### DOCUMENT
La Berliner Weisse – Partie 3/3 – Production amateur

Comme nous l’avons vu dans les articles précédents, la Berliner Weiße a changé au fil du temps et a été brassée différemment selon les brasseries. Il n’existe donc pas de recette de Blanche de Berlin. Au contraire, on peut choisir parmi les différents procédés et recettes qui conviennent le mieux aux possibilités de son propre système de brasserie et à ses goûts. Continue reading “La Berliner Weisse – Partie 3/3 – Production amateur”

La Berliner Weisse – Partie 2/3 – Le Brassage

Au fil des années, la technologie utilisée pour brasser la Berliner Weiße a changé à maintes reprises et était également différente dans chaque brasserie. Les sources sont souvent contradictoires et difficiles à interpréter en raison de mesures incohérentes. Peu d’informations datant du XVIIe siècle ont survécu.

XVIIIe siècle

Johann Samuel Halle [2] et Johann Georg Krünitz [3] savent que depuis le milieu du 18ème siècle la bière de froment berlinoise a été faite à partir d’un mélange à parts égales ou à 2:1 de blé et d’orge maltés qui étaient brassés pendant environ 1 heure ½. Après la filtration sur paille, le moût était bouilli avec un peu de houblon. Le mout était placé dans une cuve en bois et ensemencé puis au bout de 5 à 6 heures du début de la la fermentation commençait, la jeune bière était transférée dans des fûts, puis était généralement mise en bouteille au ‘Bierschenker’.

### JEU DE DONNÉES
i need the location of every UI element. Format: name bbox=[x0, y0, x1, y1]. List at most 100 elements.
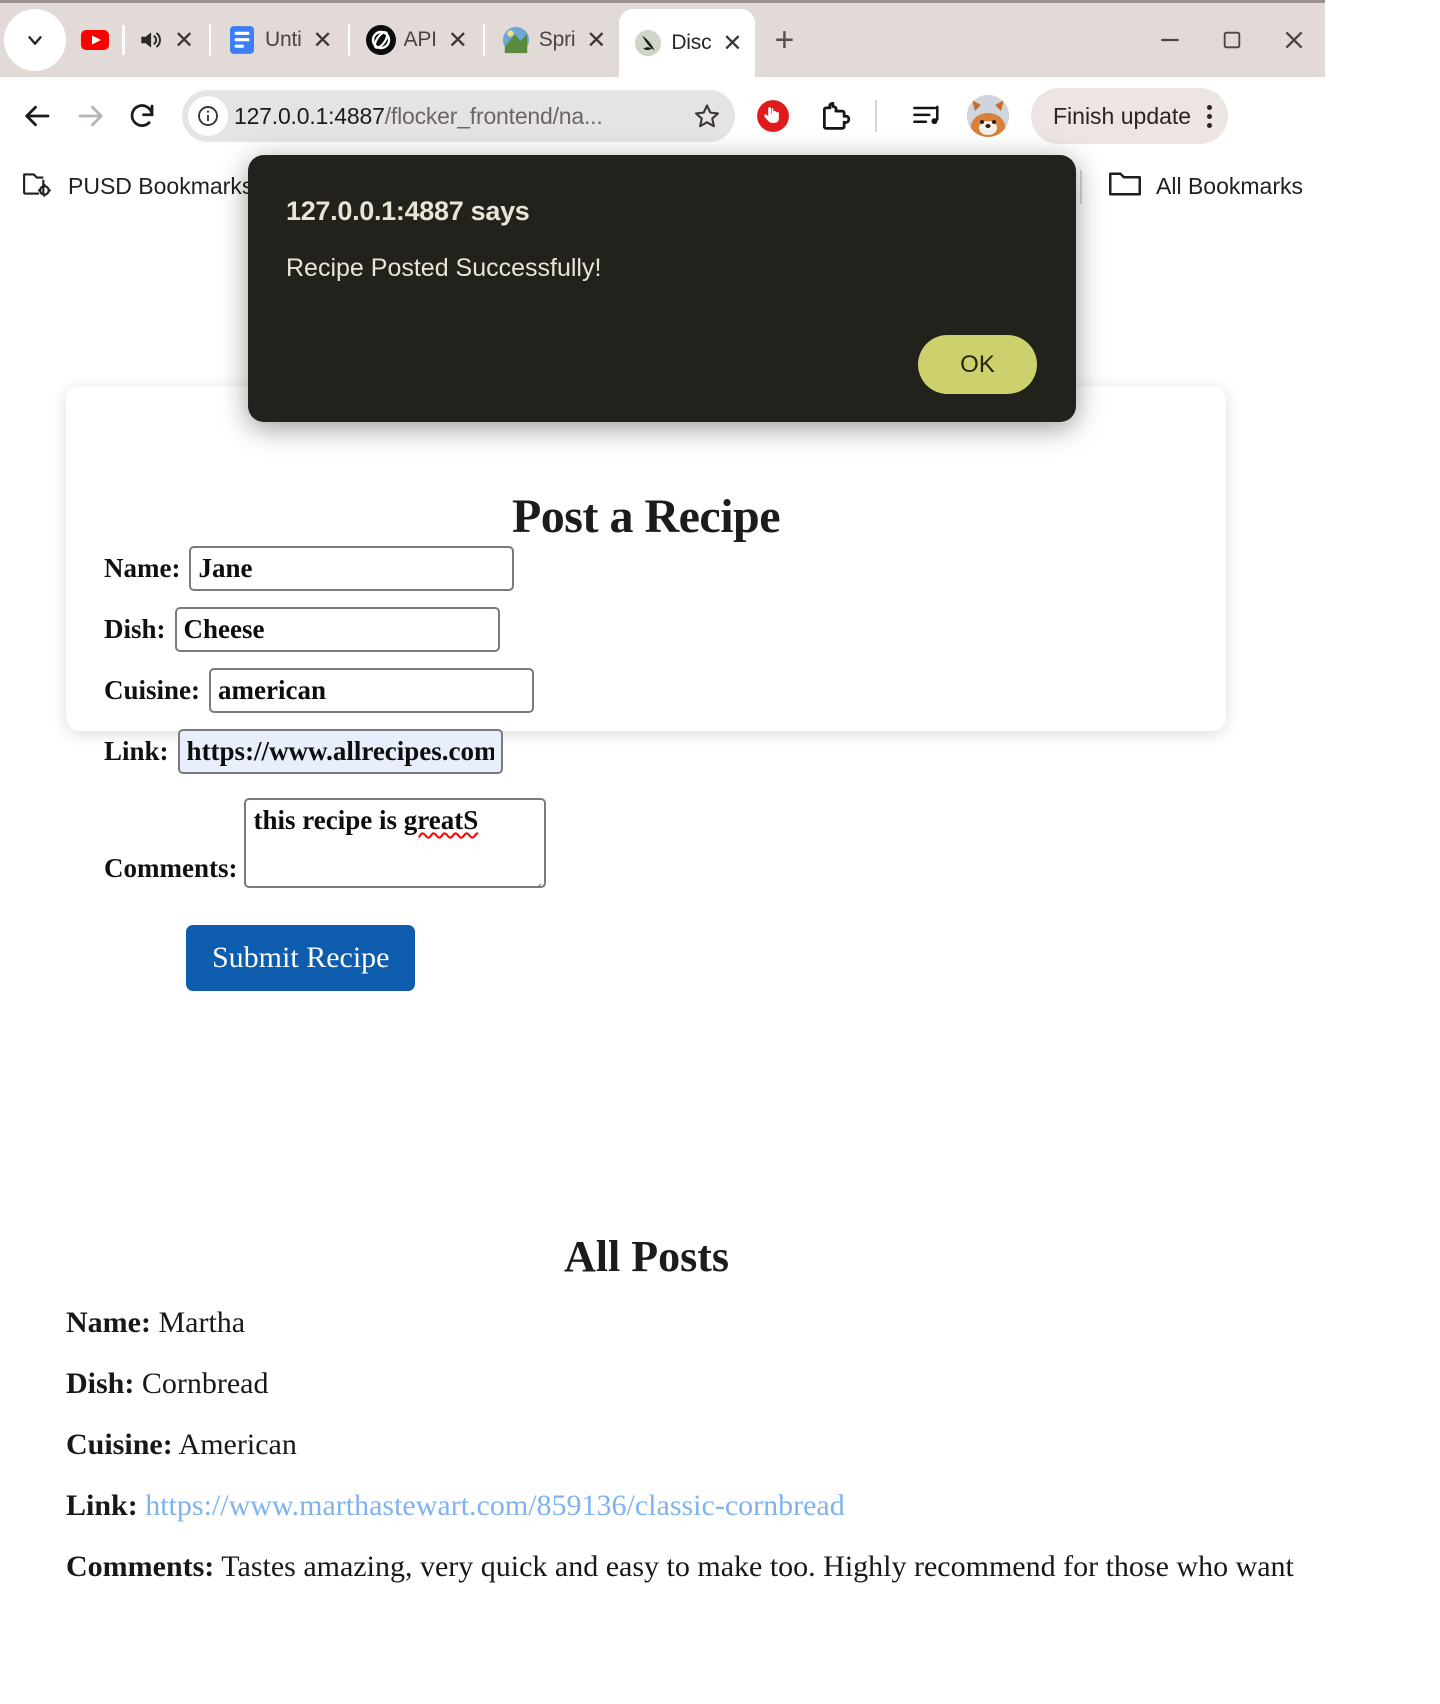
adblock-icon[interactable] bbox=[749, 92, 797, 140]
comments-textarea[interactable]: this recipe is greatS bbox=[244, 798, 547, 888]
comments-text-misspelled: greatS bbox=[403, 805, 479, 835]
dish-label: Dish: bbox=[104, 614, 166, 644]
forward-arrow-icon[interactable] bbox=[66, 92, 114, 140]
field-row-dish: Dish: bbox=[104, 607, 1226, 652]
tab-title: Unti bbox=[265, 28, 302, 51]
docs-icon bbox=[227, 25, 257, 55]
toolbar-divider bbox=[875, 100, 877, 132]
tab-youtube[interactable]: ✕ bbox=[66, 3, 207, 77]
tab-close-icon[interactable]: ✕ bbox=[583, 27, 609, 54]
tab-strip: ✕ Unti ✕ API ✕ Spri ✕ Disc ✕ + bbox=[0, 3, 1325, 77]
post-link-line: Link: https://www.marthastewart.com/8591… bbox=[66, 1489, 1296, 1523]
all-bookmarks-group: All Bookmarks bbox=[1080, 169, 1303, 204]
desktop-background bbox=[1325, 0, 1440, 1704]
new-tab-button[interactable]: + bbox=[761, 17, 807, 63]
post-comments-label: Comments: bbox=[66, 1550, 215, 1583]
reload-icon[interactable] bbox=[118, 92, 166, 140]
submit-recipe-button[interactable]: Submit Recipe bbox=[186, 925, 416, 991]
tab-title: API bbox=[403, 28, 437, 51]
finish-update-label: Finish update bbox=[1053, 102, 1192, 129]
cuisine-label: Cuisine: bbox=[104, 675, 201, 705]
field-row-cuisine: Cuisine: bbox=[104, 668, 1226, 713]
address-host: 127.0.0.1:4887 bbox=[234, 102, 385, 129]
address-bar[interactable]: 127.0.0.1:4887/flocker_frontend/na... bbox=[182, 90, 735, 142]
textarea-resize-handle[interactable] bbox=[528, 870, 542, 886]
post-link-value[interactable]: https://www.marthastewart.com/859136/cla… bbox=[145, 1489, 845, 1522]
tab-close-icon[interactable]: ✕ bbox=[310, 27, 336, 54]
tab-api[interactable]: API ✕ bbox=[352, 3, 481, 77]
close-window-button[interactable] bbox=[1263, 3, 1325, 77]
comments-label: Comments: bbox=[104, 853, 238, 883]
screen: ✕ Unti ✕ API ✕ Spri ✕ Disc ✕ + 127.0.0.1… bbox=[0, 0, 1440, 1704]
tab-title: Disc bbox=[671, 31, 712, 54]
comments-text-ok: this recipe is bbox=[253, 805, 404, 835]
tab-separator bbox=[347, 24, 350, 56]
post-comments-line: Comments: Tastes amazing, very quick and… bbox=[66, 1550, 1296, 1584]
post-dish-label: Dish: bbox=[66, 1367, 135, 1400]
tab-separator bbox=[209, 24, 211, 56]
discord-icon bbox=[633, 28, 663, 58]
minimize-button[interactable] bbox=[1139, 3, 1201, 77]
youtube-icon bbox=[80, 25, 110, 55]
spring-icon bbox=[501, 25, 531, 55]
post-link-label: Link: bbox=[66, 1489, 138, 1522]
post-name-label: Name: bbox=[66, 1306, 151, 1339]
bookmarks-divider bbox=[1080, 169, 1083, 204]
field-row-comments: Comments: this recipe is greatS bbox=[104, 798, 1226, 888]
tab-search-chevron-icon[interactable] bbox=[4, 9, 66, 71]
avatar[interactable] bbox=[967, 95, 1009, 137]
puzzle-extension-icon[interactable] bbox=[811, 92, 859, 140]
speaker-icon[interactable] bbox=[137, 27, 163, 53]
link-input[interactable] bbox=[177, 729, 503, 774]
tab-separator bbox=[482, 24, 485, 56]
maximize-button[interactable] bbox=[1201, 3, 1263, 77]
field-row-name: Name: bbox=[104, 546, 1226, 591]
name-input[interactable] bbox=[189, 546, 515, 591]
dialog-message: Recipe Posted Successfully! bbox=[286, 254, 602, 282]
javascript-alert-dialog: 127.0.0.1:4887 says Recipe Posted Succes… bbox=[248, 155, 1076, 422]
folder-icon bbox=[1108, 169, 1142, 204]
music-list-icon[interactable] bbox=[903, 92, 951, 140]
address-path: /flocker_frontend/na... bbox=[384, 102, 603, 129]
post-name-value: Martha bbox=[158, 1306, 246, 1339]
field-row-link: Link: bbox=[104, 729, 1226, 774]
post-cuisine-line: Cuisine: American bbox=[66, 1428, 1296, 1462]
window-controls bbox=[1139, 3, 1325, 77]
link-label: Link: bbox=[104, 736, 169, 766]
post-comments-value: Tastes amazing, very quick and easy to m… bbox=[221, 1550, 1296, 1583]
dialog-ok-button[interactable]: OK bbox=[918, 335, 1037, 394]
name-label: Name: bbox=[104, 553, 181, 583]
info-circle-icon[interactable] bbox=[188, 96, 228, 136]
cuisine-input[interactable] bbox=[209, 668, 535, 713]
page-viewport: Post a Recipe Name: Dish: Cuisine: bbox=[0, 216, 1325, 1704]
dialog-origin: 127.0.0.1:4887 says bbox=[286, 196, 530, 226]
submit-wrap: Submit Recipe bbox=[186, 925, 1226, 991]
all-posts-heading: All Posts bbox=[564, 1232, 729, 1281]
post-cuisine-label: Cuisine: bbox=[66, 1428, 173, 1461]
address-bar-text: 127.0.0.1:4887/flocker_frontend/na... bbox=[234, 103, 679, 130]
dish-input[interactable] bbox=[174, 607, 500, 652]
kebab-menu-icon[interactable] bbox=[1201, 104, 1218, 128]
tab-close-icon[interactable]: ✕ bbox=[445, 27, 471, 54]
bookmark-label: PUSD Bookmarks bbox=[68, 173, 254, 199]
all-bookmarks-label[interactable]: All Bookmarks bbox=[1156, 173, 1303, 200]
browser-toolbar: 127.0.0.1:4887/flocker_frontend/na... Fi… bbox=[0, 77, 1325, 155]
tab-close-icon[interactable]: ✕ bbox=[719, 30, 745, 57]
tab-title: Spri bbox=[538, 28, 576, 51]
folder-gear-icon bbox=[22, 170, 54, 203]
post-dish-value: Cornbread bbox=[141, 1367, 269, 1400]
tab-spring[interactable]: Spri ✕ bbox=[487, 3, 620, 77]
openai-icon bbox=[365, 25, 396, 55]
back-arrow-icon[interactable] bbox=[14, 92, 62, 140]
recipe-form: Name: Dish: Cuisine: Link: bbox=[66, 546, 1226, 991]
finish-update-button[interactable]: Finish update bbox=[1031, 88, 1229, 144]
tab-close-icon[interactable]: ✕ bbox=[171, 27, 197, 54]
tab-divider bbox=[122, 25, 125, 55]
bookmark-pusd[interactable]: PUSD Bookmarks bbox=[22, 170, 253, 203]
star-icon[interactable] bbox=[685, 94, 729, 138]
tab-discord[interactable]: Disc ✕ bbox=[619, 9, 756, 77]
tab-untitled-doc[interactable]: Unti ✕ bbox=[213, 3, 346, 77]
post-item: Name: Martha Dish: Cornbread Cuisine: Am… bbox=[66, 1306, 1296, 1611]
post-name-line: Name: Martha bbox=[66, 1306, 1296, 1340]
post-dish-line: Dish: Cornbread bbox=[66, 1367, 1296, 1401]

### TRAVAIL À FAIRE
- 1) Selon le texte sur la Berliner Weisse, combien de temps durait le brassage du mélange de blé et d'orge maltés à partir du milieu du XVIIIe siècle ?
- 2) Pourquoi le texte sur la Berliner Weisse affirme-t-il qu'il n'existe pas de recette de Blanche de Berlin ?
- 3) Poursuivez le texte sur la Berliner Weisse après sa dernière phrase.

### RÉPONSES PAR TÂCHE
- 1) Il durait environ une heure et demie.

- 2) La Berliner Weiße a changé au fil du temps et chaque brasserie la brassait différemment. Il n'y a donc pas de recette unique. On choisit plutôt, parmi les différents procédés et recettes, ceux qui conviennent le mieux à son propre système de brasserie et à ses goûts.

- 3)
La durée de conservation était réduite: Halle écrit 8 jours en été et 14 jours en hiver. L’acidification n’était pas délibérément provoquée, car l’ébullition du moût le rendait exempt de germes. Avec la levure, “qui venait de Kottbus par la poste”[2], on s’assurait aussi qu’elle ne soit pas acide et contaminée. Mais en filtrant avec de la paille et en travaillant dans des cuves de fermentation et des fûts en bois, qui abritaient de nombreux micro-organismes dans leurs pores, il n’était guère possible de contenir les bactéries lactiques et acétiques[1].

XIXe siècle

Notre idée de la Berliner Weiße est principalement basée sur le style brassicole du 19ème siècle. Au cours de cette période, des brasseries spécialisées de bière de blé ont été créées, et brassaient plus ou moins selon des technologies fixes et reproductibles, dans lesquelles affluaient de plus en plus de découvertes scientifiques, auxquelles l’Institut de recherche et de formation en brasserie de Berlin (VLB), fondé en 1882, a notamment contribué.

L’une des principales différences avec les méthodes du 18ème siècle était l’abandon de l’ébullition du moût. Cela devait permettre aux micro-organismes présents sur le malt de se retrouver dans le moût et la bière. Cependant, des études menées au début du 20ème siècle ont montré la culture mixte de levures d’ensemencement avait une contribution significativement plus importante à la microflore, en particulier aux bactéries lactiques du moût.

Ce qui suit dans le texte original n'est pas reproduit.